### Annotated element entries
::::::
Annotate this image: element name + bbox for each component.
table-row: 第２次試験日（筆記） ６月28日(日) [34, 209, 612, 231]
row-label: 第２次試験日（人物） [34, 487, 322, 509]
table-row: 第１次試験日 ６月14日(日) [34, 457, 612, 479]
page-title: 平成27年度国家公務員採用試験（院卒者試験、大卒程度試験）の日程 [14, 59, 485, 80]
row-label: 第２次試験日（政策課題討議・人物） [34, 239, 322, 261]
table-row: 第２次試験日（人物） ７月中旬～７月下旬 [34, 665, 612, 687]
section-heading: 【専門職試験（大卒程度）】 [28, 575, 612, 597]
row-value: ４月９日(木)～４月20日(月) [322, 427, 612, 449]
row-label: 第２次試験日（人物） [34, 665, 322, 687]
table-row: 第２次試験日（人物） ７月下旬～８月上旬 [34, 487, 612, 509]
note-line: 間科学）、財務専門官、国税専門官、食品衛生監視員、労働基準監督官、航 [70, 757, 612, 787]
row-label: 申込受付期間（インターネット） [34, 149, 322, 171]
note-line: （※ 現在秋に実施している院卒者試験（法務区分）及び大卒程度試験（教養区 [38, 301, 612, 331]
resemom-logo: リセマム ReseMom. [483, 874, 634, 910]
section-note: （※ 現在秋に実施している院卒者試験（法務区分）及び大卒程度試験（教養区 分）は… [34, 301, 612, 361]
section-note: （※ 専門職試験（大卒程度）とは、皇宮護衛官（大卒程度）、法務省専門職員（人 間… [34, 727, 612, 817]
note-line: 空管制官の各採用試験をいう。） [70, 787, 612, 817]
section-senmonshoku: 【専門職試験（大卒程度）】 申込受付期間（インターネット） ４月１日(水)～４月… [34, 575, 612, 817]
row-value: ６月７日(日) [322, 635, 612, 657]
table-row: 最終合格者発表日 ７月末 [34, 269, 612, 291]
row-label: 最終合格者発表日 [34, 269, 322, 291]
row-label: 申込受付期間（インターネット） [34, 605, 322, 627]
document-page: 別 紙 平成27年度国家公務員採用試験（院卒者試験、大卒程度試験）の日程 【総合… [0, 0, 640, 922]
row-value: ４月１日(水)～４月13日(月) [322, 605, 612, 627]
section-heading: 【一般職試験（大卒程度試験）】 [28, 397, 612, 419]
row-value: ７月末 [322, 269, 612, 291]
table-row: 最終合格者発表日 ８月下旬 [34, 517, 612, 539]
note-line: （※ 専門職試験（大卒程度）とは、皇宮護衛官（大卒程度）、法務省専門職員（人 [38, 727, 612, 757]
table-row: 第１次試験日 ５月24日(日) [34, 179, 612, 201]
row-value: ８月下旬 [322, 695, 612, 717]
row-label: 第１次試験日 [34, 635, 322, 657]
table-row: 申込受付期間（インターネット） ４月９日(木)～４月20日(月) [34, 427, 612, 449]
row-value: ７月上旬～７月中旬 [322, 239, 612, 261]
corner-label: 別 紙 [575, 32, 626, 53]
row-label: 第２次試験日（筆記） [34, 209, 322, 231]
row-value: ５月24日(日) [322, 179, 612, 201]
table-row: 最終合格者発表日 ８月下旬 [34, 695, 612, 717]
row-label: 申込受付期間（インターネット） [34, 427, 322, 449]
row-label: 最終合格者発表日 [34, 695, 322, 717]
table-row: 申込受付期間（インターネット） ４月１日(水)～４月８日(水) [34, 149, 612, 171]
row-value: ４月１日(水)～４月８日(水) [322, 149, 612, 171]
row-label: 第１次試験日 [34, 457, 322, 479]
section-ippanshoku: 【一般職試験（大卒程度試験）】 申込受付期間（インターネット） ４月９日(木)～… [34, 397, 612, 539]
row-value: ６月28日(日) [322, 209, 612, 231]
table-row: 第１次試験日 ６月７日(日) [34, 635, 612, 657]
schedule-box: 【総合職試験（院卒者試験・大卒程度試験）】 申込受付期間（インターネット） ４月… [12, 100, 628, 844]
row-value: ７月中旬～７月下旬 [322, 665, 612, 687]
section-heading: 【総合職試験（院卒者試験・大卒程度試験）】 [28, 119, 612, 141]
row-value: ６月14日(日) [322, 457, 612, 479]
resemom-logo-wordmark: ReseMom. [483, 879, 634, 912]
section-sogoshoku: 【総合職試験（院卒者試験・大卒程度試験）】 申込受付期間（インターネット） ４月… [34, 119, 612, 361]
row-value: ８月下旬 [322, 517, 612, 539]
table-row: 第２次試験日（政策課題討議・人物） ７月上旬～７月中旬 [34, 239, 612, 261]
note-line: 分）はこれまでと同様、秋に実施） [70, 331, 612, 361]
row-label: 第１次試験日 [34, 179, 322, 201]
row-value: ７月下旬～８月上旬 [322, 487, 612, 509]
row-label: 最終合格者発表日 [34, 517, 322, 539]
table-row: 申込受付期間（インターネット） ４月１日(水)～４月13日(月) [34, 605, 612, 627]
::::::
### DO THIS
Retype every one of the lines above exactly as they appear, without changing anything.

### SOLUTION
Annotate this image: element name + bbox for each component.
table-row: 第２次試験日（筆記） ６月28日(日) [34, 209, 612, 231]
row-label: 第２次試験日（人物） [34, 487, 322, 509]
table-row: 第１次試験日 ６月14日(日) [34, 457, 612, 479]
page-title: 平成27年度国家公務員採用試験（院卒者試験、大卒程度試験）の日程 [14, 59, 485, 80]
row-label: 第２次試験日（政策課題討議・人物） [34, 239, 322, 261]
table-row: 第２次試験日（人物） ７月中旬～７月下旬 [34, 665, 612, 687]
section-heading: 【専門職試験（大卒程度）】 [28, 575, 612, 597]
row-value: ４月９日(木)～４月20日(月) [322, 427, 612, 449]
row-label: 第２次試験日（人物） [34, 665, 322, 687]
table-row: 第２次試験日（人物） ７月下旬～８月上旬 [34, 487, 612, 509]
note-line: 間科学）、財務専門官、国税専門官、食品衛生監視員、労働基準監督官、航 [70, 757, 612, 787]
row-label: 申込受付期間（インターネット） [34, 149, 322, 171]
note-line: （※ 現在秋に実施している院卒者試験（法務区分）及び大卒程度試験（教養区 [38, 301, 612, 331]
resemom-logo: リセマム ReseMom. [483, 874, 634, 910]
section-note: （※ 現在秋に実施している院卒者試験（法務区分）及び大卒程度試験（教養区 分）は… [34, 301, 612, 361]
section-note: （※ 専門職試験（大卒程度）とは、皇宮護衛官（大卒程度）、法務省専門職員（人 間… [34, 727, 612, 817]
note-line: 空管制官の各採用試験をいう。） [70, 787, 612, 817]
section-senmonshoku: 【専門職試験（大卒程度）】 申込受付期間（インターネット） ４月１日(水)～４月… [34, 575, 612, 817]
row-value: ６月７日(日) [322, 635, 612, 657]
table-row: 最終合格者発表日 ７月末 [34, 269, 612, 291]
row-label: 最終合格者発表日 [34, 269, 322, 291]
row-label: 申込受付期間（インターネット） [34, 605, 322, 627]
document-page: 別 紙 平成27年度国家公務員採用試験（院卒者試験、大卒程度試験）の日程 【総合… [0, 0, 640, 922]
row-value: ４月１日(水)～４月13日(月) [322, 605, 612, 627]
section-heading: 【一般職試験（大卒程度試験）】 [28, 397, 612, 419]
row-value: ７月末 [322, 269, 612, 291]
table-row: 最終合格者発表日 ８月下旬 [34, 517, 612, 539]
note-line: （※ 専門職試験（大卒程度）とは、皇宮護衛官（大卒程度）、法務省専門職員（人 [38, 727, 612, 757]
table-row: 第１次試験日 ５月24日(日) [34, 179, 612, 201]
row-value: ８月下旬 [322, 695, 612, 717]
row-label: 第１次試験日 [34, 635, 322, 657]
table-row: 申込受付期間（インターネット） ４月９日(木)～４月20日(月) [34, 427, 612, 449]
row-value: ７月上旬～７月中旬 [322, 239, 612, 261]
corner-label: 別 紙 [575, 32, 626, 53]
row-label: 第２次試験日（筆記） [34, 209, 322, 231]
row-value: ５月24日(日) [322, 179, 612, 201]
table-row: 最終合格者発表日 ８月下旬 [34, 695, 612, 717]
row-label: 申込受付期間（インターネット） [34, 427, 322, 449]
row-label: 最終合格者発表日 [34, 695, 322, 717]
table-row: 申込受付期間（インターネット） ４月１日(水)～４月８日(水) [34, 149, 612, 171]
row-value: ４月１日(水)～４月８日(水) [322, 149, 612, 171]
row-label: 第１次試験日 [34, 457, 322, 479]
section-ippanshoku: 【一般職試験（大卒程度試験）】 申込受付期間（インターネット） ４月９日(木)～… [34, 397, 612, 539]
row-value: ６月28日(日) [322, 209, 612, 231]
table-row: 第１次試験日 ６月７日(日) [34, 635, 612, 657]
schedule-box: 【総合職試験（院卒者試験・大卒程度試験）】 申込受付期間（インターネット） ４月… [12, 100, 628, 844]
row-value: ７月中旬～７月下旬 [322, 665, 612, 687]
section-heading: 【総合職試験（院卒者試験・大卒程度試験）】 [28, 119, 612, 141]
row-value: ６月14日(日) [322, 457, 612, 479]
resemom-logo-wordmark: ReseMom. [483, 879, 634, 912]
section-sogoshoku: 【総合職試験（院卒者試験・大卒程度試験）】 申込受付期間（インターネット） ４月… [34, 119, 612, 361]
row-value: ８月下旬 [322, 517, 612, 539]
table-row: 第２次試験日（政策課題討議・人物） ７月上旬～７月中旬 [34, 239, 612, 261]
note-line: 分）はこれまでと同様、秋に実施） [70, 331, 612, 361]
row-label: 第１次試験日 [34, 179, 322, 201]
row-value: ７月下旬～８月上旬 [322, 487, 612, 509]
row-label: 最終合格者発表日 [34, 517, 322, 539]
table-row: 申込受付期間（インターネット） ４月１日(水)～４月13日(月) [34, 605, 612, 627]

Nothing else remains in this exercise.